Art on Campus

Columbia University, 1899, Hughson Hawley, a watercolor of a proposed plan by McKim, Mead & White. Courtesy Avery Architectural and Fine Arts Library, Columbia University.
In a small village or rural county, a college or university may be the linchpin of local cultural life, and the campus gallery one of the most visible buildings in town. Not at Columbia. Sarah Elliston Weiner ’85GSAS, director of the Miriam and Ira D. Wallach Art Gallery, notes wryly that a visitor has to be “quite motivated” to find the Wallach, in business since 1986 under the auspices of the Department of Art History and Archaeology, on the eighth floor of Schermerhorn Hall. “Columbia seems like the hinterlands to many people,” Weiner says. “There is always the question, Can they find their way from the subway to the eighth floor of this building with an unpronounceable name?”

It seems they can. Last winter, artists and art historians from around the City and along the East Coast came to the Wallach for the first retrospective of works by Jean Fautrier, an exhibition organized with Harvard’s Fogg Art Museum and the Haggerty Museum of Art at Marquette University. A member of the French Resistance during World War II, Fautrier was a painter and printmaker whose heavily textured surfaces now seem emblematic of the turmoil of his time. The Wallach also sponsored a day-long symposium offering the perspectives of such internationally acclaimed scholars as Benjamin Buchloh, a professor of art history at Barnard, and Yve-Alain Bois, a professor of art history at Harvard. The exhibition catalog also includes translations of critical writings by André Malraux, the French art historian, philosopher, and Resistance hero.

Three-Way Piece: Points, 1967, Henry Moore, bronze sculpture. Located on the bridge over Amsterdam Avenue, it was a gift of the Miriam and Ira D. Wallach Foundation to the law school. Courtesy Miriam and Ira D. Wallach Art Gallery.
The Wallach organizes temporary exhibitions, usually three or four a year. Its mission is to provide a venue for graduate students and faculty, primarily those in art history, to develop shows related to their research, and to publish catalogs that disseminate, in a lasting way, the scholarship that goes into each exhibition. The Wallach provides opportunities for undergraduates as well, as a few are selected each year to gain exhibition experience and to develop educational programs for local high school students. Columbia’s master’s program in Modern Art and Curatorial Studies, a two-year program begun last fall under the leadership of Meyer Schapiro Professor of Modern Art Rosalind Krauss, a specialist in twentieth-century art, provides a separate opportunity for curatorial work. An internship at the Whitney Museum of American Art is built into the program, which will enable some graduate students to write their theses under the supervision of a Whitney curator, Krauss says.

The Wallach also provides a public arena for the display of the University’s substantial archival collections, many of which have broad appeal. In “Mastering McKim’s Plan,” celebrating the l00th anniversary of the Morningside Heights campus, designed by Charles McKim (the University originated on Park Place, near City Hall, and moved in the 1850s to what is now midtown), the gallery displayed gorgeous watercolors of the proposed buildings culled from the more than 400,000 works on paper housed at Columbia’s Avery Architectural and Fine Arts Library, as well as works from the New-York Historical Society and other collections. The catalog from that exhibition remains an important source for architects, architectural historians, and anyone interested in the history of Columbia.

==========

STATED TASK => Summarize the article on art at Columbia in two sentences.

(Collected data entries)
==========

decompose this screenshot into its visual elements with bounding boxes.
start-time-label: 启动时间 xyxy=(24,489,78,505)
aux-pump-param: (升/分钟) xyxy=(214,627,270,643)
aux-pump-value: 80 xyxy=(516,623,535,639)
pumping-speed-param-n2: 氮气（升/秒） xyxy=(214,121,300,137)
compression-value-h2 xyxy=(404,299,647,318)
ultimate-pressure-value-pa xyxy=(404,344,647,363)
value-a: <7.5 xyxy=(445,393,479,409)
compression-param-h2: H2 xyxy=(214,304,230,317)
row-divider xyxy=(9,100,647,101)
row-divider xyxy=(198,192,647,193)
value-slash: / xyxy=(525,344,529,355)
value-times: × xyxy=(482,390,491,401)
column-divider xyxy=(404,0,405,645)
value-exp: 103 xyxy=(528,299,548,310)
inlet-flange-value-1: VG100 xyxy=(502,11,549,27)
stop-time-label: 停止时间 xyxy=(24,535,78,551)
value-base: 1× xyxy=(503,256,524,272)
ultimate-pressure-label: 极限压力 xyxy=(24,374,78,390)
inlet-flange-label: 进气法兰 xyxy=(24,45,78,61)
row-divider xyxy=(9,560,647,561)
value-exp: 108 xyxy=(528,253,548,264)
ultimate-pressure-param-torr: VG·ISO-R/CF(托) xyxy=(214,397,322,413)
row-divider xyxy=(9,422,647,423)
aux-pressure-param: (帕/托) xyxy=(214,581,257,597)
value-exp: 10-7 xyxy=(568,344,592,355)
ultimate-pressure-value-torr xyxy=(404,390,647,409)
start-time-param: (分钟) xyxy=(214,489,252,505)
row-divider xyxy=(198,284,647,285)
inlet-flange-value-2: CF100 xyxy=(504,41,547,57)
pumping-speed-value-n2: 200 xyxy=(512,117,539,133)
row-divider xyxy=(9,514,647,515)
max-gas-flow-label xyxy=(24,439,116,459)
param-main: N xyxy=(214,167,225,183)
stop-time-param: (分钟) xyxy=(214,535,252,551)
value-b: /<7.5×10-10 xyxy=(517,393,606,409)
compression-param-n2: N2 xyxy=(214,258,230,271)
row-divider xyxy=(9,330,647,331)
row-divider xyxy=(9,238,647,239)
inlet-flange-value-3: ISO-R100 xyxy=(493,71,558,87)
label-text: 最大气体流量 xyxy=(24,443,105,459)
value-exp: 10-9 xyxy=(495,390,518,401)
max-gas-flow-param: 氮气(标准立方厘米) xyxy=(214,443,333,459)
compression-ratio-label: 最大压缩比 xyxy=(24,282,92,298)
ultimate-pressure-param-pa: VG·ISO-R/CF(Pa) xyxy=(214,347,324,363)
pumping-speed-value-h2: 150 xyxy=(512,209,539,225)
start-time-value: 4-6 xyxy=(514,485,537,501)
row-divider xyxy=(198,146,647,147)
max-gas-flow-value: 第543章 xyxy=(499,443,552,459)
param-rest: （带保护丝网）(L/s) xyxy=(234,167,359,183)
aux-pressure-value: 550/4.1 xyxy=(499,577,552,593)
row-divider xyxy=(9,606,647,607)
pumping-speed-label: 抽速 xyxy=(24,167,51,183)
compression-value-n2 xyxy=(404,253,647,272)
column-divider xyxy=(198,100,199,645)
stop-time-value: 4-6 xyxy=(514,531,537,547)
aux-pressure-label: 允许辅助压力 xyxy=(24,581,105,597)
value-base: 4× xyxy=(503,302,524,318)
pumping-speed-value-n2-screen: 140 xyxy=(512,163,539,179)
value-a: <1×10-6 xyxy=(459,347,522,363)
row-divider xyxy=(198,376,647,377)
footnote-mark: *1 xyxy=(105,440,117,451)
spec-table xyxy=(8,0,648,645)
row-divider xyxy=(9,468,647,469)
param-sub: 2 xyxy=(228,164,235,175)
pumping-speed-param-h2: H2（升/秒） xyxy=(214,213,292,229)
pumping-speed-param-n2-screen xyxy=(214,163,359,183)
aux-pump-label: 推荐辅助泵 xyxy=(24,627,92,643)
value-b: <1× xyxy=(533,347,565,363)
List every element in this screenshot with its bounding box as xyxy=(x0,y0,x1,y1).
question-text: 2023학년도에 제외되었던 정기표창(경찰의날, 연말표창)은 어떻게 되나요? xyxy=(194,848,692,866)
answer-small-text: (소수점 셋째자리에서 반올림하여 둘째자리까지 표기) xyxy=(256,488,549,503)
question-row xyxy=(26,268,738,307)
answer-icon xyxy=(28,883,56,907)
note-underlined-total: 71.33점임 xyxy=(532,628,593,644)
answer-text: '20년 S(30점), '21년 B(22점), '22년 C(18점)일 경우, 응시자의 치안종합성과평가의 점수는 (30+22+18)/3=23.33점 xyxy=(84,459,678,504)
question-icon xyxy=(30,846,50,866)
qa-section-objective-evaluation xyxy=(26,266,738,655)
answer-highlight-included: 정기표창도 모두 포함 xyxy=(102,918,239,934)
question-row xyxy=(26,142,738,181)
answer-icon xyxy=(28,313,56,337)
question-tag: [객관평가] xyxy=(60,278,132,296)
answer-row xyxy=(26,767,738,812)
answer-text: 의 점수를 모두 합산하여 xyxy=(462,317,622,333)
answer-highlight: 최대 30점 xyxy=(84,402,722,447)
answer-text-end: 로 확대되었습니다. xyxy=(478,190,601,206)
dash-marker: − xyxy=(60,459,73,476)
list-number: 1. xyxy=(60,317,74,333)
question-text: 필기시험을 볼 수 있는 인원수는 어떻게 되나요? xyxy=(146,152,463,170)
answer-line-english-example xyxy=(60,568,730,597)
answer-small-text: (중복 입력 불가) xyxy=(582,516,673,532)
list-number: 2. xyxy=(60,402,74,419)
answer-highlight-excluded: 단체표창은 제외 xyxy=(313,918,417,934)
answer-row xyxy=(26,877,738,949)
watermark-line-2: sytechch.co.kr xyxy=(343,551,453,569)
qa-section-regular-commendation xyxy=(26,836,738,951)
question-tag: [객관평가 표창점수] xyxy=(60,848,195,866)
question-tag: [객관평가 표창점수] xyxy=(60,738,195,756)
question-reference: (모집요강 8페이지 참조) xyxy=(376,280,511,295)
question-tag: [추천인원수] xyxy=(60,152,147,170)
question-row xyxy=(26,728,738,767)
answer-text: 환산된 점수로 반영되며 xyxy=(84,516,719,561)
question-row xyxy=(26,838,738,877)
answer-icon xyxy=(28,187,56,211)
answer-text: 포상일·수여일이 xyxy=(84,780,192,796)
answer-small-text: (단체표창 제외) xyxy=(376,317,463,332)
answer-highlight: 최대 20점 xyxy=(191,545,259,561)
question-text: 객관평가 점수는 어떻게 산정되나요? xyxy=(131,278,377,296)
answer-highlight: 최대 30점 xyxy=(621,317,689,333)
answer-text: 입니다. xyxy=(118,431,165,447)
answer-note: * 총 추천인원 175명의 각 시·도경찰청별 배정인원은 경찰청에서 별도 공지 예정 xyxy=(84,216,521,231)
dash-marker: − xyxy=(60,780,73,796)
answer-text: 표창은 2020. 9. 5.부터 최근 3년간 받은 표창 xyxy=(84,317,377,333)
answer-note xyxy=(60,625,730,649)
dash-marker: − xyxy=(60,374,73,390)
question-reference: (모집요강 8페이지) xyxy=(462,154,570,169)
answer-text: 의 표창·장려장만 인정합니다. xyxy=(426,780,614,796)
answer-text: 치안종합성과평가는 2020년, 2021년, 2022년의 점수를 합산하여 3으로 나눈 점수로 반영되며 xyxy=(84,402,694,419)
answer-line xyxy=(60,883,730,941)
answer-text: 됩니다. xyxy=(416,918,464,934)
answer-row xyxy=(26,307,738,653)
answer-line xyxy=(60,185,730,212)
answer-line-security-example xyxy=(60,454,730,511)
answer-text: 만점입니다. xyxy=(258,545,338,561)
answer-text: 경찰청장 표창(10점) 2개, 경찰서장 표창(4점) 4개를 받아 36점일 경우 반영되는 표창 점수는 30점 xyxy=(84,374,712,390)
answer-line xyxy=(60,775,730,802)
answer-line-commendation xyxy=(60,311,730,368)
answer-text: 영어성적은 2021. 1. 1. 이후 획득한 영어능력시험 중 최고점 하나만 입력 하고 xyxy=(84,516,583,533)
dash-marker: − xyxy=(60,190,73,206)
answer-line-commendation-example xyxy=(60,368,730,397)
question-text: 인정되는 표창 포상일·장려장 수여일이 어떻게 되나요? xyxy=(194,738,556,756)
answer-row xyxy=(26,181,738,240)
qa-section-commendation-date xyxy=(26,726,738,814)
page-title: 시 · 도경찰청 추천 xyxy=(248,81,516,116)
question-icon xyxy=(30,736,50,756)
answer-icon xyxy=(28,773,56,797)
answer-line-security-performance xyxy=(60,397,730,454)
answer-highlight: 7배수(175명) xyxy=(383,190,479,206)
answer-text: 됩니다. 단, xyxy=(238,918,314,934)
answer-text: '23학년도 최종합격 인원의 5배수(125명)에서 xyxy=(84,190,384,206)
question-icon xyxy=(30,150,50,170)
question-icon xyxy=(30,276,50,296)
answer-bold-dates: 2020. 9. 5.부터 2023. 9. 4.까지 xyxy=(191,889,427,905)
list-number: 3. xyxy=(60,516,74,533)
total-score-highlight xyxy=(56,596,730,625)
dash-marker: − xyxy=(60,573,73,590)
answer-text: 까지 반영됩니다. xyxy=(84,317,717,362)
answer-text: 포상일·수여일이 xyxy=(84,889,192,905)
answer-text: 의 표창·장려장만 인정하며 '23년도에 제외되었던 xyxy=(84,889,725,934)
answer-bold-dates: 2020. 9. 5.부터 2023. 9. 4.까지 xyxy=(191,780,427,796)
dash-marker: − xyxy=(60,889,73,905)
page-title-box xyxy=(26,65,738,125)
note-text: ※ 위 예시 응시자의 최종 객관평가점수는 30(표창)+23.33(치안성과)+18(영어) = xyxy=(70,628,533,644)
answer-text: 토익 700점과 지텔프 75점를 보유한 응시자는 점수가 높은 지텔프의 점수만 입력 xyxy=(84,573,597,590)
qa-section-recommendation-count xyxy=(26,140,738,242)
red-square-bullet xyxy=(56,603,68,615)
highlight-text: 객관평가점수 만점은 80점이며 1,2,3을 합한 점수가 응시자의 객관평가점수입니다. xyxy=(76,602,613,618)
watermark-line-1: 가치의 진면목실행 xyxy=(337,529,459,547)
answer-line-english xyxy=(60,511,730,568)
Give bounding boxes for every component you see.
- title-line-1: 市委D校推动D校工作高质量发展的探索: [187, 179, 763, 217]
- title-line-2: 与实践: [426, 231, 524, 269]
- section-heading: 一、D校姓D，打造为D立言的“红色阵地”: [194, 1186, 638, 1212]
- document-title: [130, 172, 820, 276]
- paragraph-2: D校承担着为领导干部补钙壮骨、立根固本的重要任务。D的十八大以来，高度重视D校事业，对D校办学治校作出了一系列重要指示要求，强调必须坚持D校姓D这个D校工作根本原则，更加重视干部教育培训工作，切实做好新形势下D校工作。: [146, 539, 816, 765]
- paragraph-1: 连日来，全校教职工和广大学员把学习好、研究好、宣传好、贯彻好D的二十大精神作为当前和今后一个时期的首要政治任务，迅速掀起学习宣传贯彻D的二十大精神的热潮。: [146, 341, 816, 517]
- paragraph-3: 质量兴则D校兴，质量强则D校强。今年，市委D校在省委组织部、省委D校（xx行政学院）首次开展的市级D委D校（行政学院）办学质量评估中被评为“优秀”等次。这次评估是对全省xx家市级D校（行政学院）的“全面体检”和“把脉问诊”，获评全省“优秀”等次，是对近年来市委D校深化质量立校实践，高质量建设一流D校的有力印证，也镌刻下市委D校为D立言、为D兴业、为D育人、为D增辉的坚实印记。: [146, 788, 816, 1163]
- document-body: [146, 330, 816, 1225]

==========

COMPLETE RESPONSE => The Miriam and Ira D. Wallach Art Gallery has operated since 1986 under the Department of Art History and Archaeology on the eighth floor of Schermerhorn Hall, where a visitor must be "quite motivated" to find it. It still drew artists and art historians last winter to the first retrospective of Jean Fautrier's work, and it mounts three or four temporary exhibitions a year, gives graduate students and faculty a venue for shows tied to their research, publishes catalogs, and displays the University's archival collections, as in "Mastering McKim's Plan."